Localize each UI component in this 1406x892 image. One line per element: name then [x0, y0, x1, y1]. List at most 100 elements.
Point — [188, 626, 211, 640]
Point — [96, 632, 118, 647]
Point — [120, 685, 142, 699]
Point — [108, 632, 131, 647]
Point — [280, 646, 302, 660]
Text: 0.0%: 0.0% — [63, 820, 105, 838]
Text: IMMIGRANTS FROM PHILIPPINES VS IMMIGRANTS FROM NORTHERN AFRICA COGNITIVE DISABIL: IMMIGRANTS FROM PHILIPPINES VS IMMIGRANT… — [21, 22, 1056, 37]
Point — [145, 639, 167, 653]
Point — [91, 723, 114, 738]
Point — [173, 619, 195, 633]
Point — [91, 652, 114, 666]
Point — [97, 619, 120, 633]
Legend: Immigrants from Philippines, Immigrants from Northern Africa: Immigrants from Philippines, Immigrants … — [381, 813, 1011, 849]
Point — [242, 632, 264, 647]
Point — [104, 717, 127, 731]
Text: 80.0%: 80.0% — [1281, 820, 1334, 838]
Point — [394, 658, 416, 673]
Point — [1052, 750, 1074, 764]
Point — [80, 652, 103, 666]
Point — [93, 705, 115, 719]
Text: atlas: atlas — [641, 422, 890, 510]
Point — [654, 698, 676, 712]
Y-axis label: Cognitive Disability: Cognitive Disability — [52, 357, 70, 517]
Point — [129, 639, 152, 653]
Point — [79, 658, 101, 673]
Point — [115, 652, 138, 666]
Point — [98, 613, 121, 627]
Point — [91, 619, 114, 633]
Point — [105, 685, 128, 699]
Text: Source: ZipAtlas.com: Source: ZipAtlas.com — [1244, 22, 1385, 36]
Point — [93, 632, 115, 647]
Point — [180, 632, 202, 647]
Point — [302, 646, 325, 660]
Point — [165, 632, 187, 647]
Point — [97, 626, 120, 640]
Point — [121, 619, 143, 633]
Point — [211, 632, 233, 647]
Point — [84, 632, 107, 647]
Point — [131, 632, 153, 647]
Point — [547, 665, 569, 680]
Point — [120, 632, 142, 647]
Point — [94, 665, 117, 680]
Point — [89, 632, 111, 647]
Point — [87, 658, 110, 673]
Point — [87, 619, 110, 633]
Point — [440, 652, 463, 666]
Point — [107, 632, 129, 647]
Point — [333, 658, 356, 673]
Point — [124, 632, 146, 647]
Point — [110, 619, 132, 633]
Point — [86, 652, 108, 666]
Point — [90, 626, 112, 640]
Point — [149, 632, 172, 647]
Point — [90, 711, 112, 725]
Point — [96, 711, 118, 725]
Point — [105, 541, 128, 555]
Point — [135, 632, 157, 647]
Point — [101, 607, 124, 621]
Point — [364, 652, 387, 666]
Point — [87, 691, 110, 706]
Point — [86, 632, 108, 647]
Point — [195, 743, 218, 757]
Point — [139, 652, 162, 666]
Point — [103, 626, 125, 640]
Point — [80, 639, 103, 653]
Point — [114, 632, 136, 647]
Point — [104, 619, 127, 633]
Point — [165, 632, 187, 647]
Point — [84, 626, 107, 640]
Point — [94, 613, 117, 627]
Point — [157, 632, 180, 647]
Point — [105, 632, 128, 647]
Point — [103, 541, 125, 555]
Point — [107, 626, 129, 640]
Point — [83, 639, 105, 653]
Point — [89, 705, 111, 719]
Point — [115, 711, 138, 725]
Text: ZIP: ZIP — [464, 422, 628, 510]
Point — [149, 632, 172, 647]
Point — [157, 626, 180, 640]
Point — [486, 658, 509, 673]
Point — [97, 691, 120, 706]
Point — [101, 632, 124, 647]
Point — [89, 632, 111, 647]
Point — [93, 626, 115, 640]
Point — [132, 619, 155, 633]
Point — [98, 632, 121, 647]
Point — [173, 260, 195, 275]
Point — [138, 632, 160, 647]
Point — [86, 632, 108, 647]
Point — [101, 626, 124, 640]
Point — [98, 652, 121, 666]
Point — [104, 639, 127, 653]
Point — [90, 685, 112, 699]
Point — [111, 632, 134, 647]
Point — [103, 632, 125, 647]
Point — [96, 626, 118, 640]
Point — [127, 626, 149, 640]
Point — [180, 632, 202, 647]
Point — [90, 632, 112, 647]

================

:: EXERCISE DIRECTIONS ::
Rewrite the part of the records that runs from their first line through the line containing "Text: 0.0%: 0.0% — [63, 820, 105, 838]", substituting "interface element" for "UI component" and leaving everything else unchanged.

:: PROBLEM SOLUTION ::
Localize each interface element in this 1406x892 image. One line per element: name then [x0, y0, x1, y1]. List at most 100 elements.
Point — [188, 626, 211, 640]
Point — [96, 632, 118, 647]
Point — [120, 685, 142, 699]
Point — [108, 632, 131, 647]
Point — [280, 646, 302, 660]
Text: 0.0%: 0.0% — [63, 820, 105, 838]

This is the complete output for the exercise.